··· RECORDS FOR PROCESSING
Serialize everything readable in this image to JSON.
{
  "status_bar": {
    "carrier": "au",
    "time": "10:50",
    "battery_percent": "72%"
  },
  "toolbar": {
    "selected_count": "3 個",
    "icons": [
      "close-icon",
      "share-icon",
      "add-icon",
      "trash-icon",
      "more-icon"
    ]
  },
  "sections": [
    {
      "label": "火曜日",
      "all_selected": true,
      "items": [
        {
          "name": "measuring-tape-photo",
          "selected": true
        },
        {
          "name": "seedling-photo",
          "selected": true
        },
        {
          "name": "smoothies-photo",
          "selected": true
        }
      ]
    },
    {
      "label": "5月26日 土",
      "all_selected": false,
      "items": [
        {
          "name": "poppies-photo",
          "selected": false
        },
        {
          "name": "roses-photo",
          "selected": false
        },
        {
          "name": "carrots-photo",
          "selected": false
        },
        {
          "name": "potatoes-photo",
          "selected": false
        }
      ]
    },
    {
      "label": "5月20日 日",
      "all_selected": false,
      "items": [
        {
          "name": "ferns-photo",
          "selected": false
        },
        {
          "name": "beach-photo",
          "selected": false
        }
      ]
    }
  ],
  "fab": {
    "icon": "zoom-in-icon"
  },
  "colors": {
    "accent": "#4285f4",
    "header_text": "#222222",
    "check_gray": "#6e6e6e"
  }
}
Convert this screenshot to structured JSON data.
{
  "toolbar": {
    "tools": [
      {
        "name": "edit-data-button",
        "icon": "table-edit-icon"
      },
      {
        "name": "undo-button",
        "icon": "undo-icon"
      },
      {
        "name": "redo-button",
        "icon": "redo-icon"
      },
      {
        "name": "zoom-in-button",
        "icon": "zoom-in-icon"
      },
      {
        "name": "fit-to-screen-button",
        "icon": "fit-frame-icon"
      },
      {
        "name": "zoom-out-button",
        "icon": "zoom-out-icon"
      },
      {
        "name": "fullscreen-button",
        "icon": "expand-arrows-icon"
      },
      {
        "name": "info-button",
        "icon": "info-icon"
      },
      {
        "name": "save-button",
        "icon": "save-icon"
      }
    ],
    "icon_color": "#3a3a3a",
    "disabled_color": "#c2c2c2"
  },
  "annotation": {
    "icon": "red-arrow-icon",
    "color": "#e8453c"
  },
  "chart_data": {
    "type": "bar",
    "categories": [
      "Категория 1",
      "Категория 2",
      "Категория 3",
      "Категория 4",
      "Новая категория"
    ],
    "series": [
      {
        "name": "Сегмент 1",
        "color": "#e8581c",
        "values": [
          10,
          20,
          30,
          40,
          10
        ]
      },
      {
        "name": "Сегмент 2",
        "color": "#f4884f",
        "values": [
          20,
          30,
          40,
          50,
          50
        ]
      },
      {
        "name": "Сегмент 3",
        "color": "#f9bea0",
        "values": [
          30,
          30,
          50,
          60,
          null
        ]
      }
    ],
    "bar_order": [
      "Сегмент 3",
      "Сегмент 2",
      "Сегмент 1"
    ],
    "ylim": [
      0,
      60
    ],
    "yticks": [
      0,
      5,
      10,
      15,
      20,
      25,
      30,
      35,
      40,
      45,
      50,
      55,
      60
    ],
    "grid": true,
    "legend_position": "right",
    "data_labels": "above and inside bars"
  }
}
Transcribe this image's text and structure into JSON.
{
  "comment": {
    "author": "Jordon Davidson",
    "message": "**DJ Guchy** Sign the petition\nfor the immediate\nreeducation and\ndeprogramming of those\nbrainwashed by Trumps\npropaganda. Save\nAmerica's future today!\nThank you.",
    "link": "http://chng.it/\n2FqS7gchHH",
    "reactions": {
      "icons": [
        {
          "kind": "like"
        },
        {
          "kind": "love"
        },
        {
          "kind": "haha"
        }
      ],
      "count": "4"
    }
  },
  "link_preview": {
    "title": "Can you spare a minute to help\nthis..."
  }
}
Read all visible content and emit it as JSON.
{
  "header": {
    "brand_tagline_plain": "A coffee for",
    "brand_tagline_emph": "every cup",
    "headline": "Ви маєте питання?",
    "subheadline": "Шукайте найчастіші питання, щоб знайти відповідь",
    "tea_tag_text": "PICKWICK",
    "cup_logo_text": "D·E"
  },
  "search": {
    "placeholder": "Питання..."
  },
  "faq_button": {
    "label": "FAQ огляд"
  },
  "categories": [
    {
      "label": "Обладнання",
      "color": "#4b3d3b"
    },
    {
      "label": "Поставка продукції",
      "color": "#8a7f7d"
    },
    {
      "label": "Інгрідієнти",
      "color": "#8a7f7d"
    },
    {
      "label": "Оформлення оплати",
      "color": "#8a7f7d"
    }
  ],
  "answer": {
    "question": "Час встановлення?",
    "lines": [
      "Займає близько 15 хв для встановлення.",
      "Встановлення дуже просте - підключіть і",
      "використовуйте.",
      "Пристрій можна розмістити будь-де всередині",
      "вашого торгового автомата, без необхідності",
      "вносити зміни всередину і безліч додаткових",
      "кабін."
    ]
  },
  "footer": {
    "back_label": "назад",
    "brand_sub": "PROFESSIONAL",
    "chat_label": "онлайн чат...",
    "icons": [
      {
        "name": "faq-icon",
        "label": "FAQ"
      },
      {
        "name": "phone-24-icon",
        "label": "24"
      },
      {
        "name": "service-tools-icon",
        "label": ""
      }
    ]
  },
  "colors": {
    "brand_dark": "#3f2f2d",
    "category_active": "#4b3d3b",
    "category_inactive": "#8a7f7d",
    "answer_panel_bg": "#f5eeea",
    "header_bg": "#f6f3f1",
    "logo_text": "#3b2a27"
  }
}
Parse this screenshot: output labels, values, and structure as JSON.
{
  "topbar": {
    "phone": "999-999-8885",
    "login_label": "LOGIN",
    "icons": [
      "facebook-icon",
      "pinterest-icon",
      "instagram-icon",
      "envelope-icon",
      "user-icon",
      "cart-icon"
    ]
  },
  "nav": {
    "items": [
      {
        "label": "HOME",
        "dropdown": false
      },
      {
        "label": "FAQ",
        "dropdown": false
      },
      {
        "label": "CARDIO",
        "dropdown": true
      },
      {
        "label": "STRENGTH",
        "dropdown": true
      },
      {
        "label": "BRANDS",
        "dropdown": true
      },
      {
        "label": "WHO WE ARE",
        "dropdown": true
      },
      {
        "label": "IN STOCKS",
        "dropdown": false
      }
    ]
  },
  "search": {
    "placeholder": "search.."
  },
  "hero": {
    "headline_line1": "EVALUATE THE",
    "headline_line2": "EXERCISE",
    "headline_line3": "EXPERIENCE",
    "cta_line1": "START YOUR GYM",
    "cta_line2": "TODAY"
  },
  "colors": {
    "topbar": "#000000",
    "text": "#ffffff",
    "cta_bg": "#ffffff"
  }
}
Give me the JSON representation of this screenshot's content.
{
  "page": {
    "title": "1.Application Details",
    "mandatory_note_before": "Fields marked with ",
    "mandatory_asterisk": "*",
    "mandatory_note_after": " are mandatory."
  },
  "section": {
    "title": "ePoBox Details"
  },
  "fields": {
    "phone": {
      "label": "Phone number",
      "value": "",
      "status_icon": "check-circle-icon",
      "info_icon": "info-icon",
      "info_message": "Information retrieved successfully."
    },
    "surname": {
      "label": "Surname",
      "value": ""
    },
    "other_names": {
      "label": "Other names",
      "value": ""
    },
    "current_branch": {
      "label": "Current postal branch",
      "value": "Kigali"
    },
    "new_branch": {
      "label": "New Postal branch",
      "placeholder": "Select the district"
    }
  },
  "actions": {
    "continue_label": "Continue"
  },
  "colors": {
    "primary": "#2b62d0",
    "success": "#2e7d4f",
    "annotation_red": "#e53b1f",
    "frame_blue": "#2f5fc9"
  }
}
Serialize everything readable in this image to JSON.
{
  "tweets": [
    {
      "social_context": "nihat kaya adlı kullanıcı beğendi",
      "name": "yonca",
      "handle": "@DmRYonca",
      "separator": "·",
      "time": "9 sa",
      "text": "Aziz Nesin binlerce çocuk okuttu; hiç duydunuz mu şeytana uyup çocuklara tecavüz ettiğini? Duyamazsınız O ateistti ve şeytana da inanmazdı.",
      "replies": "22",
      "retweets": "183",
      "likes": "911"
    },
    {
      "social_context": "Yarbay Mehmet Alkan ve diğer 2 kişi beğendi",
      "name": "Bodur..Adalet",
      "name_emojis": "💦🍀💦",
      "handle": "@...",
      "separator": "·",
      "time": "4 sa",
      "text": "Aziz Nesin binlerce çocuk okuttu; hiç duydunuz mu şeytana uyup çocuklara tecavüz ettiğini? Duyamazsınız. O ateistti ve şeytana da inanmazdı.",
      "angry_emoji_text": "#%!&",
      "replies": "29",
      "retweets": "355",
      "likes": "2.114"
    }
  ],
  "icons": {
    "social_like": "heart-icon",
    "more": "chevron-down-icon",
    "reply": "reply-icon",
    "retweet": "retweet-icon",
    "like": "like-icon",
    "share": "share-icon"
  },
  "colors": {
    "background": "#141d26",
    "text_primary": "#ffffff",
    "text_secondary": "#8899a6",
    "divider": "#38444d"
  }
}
······
DIRECTIONS FOR THIS TASK -> Copy each line above that contains the string "ateistti".

TASK SOLUTION ->
      "text": "Aziz Nesin binlerce çocuk okuttu; hiç duydunuz mu şeytana uyup çocuklara tecavüz ettiğini? Duyamazsınız O ateistti ve şeytana da inanmazdı.",
      "text": "Aziz Nesin binlerce çocuk okuttu; hiç duydunuz mu şeytana uyup çocuklara tecavüz ettiğini? Duyamazsınız. O ateistti ve şeytana da inanmazdı.",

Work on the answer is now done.